* start Rows *

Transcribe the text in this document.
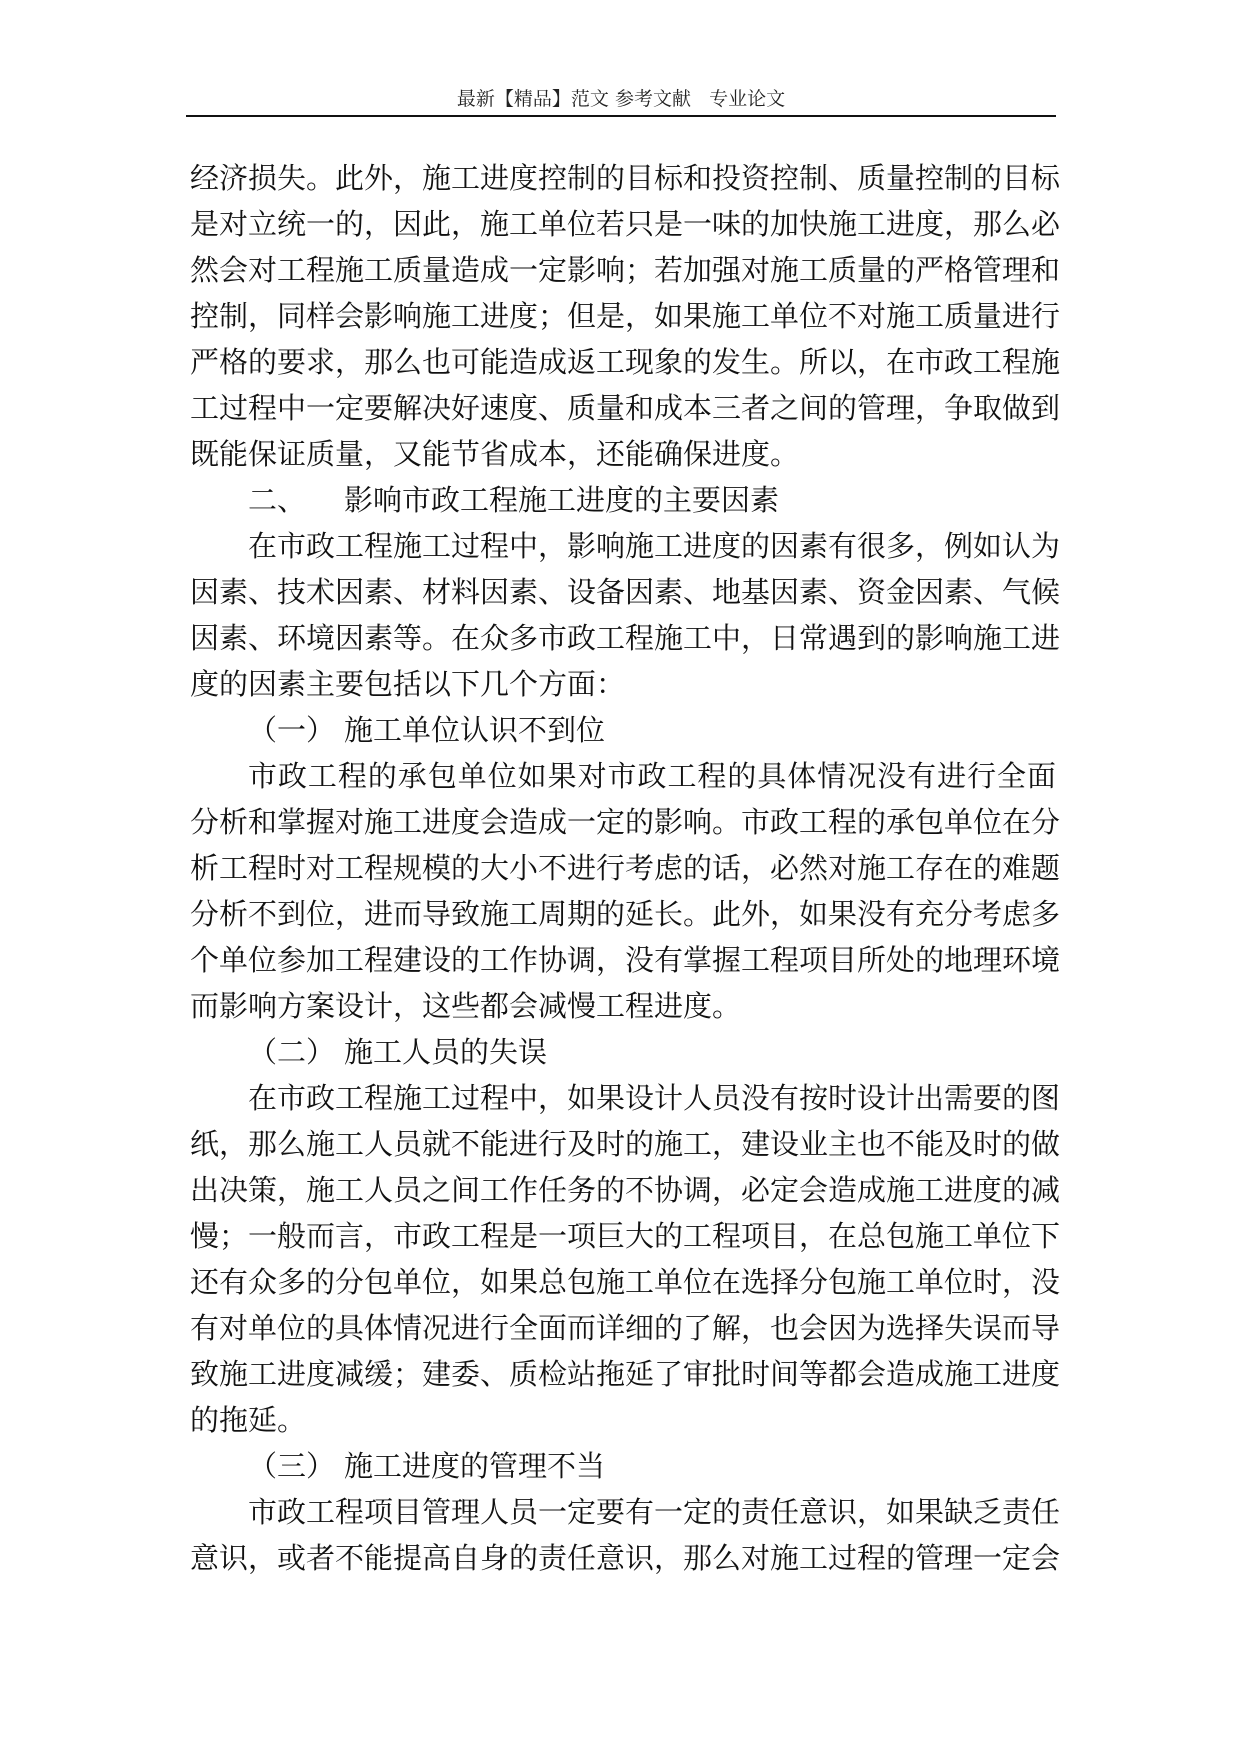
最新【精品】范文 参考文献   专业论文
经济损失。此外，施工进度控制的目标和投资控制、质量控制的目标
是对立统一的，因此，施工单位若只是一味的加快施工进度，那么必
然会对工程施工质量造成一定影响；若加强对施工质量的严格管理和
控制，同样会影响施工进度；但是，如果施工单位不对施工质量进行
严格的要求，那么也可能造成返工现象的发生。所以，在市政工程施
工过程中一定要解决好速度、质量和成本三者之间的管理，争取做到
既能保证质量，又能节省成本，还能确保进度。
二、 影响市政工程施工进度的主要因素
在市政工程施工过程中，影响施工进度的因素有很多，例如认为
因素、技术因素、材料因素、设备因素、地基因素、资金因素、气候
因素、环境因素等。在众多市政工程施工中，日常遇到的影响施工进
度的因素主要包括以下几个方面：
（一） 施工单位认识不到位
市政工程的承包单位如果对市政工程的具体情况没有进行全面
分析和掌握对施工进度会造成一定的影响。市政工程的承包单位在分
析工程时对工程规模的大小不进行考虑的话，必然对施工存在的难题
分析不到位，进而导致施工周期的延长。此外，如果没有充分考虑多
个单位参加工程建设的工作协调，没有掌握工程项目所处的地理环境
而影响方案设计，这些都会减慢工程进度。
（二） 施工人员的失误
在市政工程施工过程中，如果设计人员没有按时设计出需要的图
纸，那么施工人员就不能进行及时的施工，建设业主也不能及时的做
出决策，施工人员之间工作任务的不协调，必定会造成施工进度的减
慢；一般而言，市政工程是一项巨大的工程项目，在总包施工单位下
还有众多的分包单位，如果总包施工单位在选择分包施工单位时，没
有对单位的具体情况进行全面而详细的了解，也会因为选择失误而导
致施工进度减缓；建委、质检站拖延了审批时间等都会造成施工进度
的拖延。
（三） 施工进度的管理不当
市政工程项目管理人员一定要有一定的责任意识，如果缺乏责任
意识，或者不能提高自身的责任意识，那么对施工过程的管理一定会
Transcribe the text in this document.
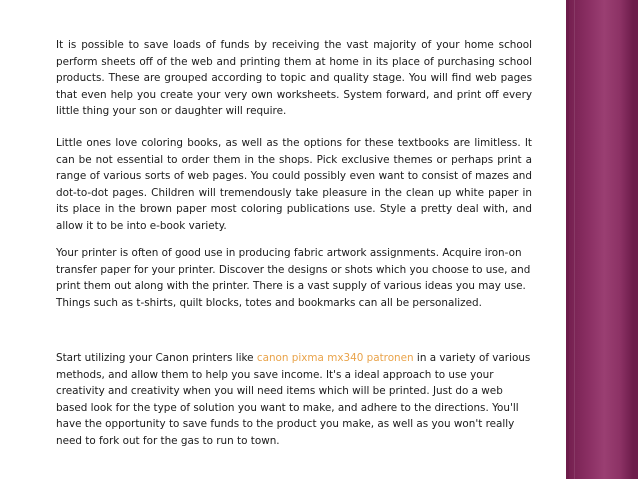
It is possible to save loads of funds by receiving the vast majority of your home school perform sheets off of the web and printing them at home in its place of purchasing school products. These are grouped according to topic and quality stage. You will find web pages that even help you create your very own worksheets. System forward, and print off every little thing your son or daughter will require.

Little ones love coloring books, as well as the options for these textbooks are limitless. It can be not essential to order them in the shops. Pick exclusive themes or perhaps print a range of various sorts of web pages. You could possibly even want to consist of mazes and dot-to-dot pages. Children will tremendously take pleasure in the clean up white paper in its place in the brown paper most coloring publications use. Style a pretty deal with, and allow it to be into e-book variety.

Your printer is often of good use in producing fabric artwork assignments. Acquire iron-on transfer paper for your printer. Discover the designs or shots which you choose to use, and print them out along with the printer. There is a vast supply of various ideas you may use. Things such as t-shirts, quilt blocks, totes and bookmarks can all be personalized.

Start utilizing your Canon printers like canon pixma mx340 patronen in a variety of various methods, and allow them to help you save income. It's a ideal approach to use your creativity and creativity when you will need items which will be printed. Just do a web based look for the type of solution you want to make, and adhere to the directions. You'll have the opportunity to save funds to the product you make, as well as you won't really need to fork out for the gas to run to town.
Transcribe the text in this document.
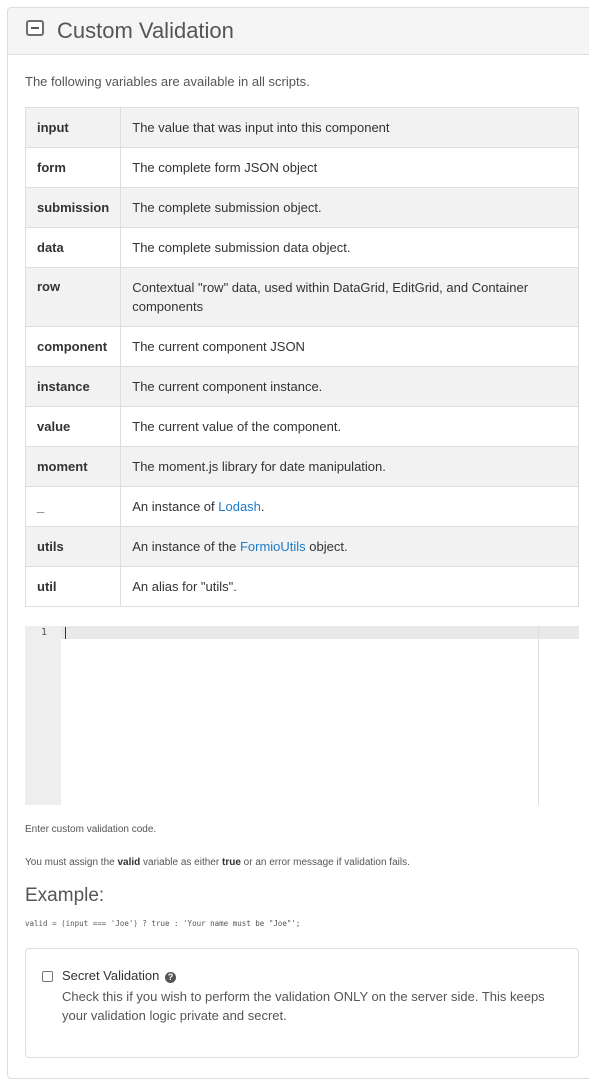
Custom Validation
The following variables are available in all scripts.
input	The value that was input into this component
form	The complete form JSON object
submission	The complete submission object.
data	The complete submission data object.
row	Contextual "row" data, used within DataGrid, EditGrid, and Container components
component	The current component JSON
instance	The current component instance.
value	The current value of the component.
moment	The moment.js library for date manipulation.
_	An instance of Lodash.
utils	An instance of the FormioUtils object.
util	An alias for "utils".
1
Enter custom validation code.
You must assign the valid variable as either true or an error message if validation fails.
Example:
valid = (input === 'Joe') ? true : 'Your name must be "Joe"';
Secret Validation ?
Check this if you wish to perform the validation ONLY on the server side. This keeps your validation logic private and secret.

* end Rows *

## Exercise requirements
Copy out each record shown above without alteration, skipping any picture.

## Exercise answer
Transcribe the text in this document.
最新【精品】范文 参考文献   专业论文
经济损失。此外，施工进度控制的目标和投资控制、质量控制的目标
是对立统一的，因此，施工单位若只是一味的加快施工进度，那么必
然会对工程施工质量造成一定影响；若加强对施工质量的严格管理和
控制，同样会影响施工进度；但是，如果施工单位不对施工质量进行
严格的要求，那么也可能造成返工现象的发生。所以，在市政工程施
工过程中一定要解决好速度、质量和成本三者之间的管理，争取做到
既能保证质量，又能节省成本，还能确保进度。
二、 影响市政工程施工进度的主要因素
在市政工程施工过程中，影响施工进度的因素有很多，例如认为
因素、技术因素、材料因素、设备因素、地基因素、资金因素、气候
因素、环境因素等。在众多市政工程施工中，日常遇到的影响施工进
度的因素主要包括以下几个方面：
（一） 施工单位认识不到位
市政工程的承包单位如果对市政工程的具体情况没有进行全面
分析和掌握对施工进度会造成一定的影响。市政工程的承包单位在分
析工程时对工程规模的大小不进行考虑的话，必然对施工存在的难题
分析不到位，进而导致施工周期的延长。此外，如果没有充分考虑多
个单位参加工程建设的工作协调，没有掌握工程项目所处的地理环境
而影响方案设计，这些都会减慢工程进度。
（二） 施工人员的失误
在市政工程施工过程中，如果设计人员没有按时设计出需要的图
纸，那么施工人员就不能进行及时的施工，建设业主也不能及时的做
出决策，施工人员之间工作任务的不协调，必定会造成施工进度的减
慢；一般而言，市政工程是一项巨大的工程项目，在总包施工单位下
还有众多的分包单位，如果总包施工单位在选择分包施工单位时，没
有对单位的具体情况进行全面而详细的了解，也会因为选择失误而导
致施工进度减缓；建委、质检站拖延了审批时间等都会造成施工进度
的拖延。
（三） 施工进度的管理不当
市政工程项目管理人员一定要有一定的责任意识，如果缺乏责任
意识，或者不能提高自身的责任意识，那么对施工过程的管理一定会
Transcribe the text in this document.
It is possible to save loads of funds by receiving the vast majority of your home school perform sheets off of the web and printing them at home in its place of purchasing school products. These are grouped according to topic and quality stage. You will find web pages that even help you create your very own worksheets. System forward, and print off every little thing your son or daughter will require.

Little ones love coloring books, as well as the options for these textbooks are limitless. It can be not essential to order them in the shops. Pick exclusive themes or perhaps print a range of various sorts of web pages. You could possibly even want to consist of mazes and dot-to-dot pages. Children will tremendously take pleasure in the clean up white paper in its place in the brown paper most coloring publications use. Style a pretty deal with, and allow it to be into e-book variety.

Your printer is often of good use in producing fabric artwork assignments. Acquire iron-on transfer paper for your printer. Discover the designs or shots which you choose to use, and print them out along with the printer. There is a vast supply of various ideas you may use. Things such as t-shirts, quilt blocks, totes and bookmarks can all be personalized.

Start utilizing your Canon printers like canon pixma mx340 patronen in a variety of various methods, and allow them to help you save income. It's a ideal approach to use your creativity and creativity when you will need items which will be printed. Just do a web based look for the type of solution you want to make, and adhere to the directions. You'll have the opportunity to save funds to the product you make, as well as you won't really need to fork out for the gas to run to town.
Transcribe the text in this document.
Custom Validation
The following variables are available in all scripts.
input	The value that was input into this component
form	The complete form JSON object
submission	The complete submission object.
data	The complete submission data object.
row	Contextual "row" data, used within DataGrid, EditGrid, and Container components
component	The current component JSON
instance	The current component instance.
value	The current value of the component.
moment	The moment.js library for date manipulation.
_	An instance of Lodash.
utils	An instance of the FormioUtils object.
util	An alias for "utils".
1
Enter custom validation code.
You must assign the valid variable as either true or an error message if validation fails.
Example:
valid = (input === 'Joe') ? true : 'Your name must be "Joe"';
Secret Validation ?
Check this if you wish to perform the validation ONLY on the server side. This keeps your validation logic private and secret.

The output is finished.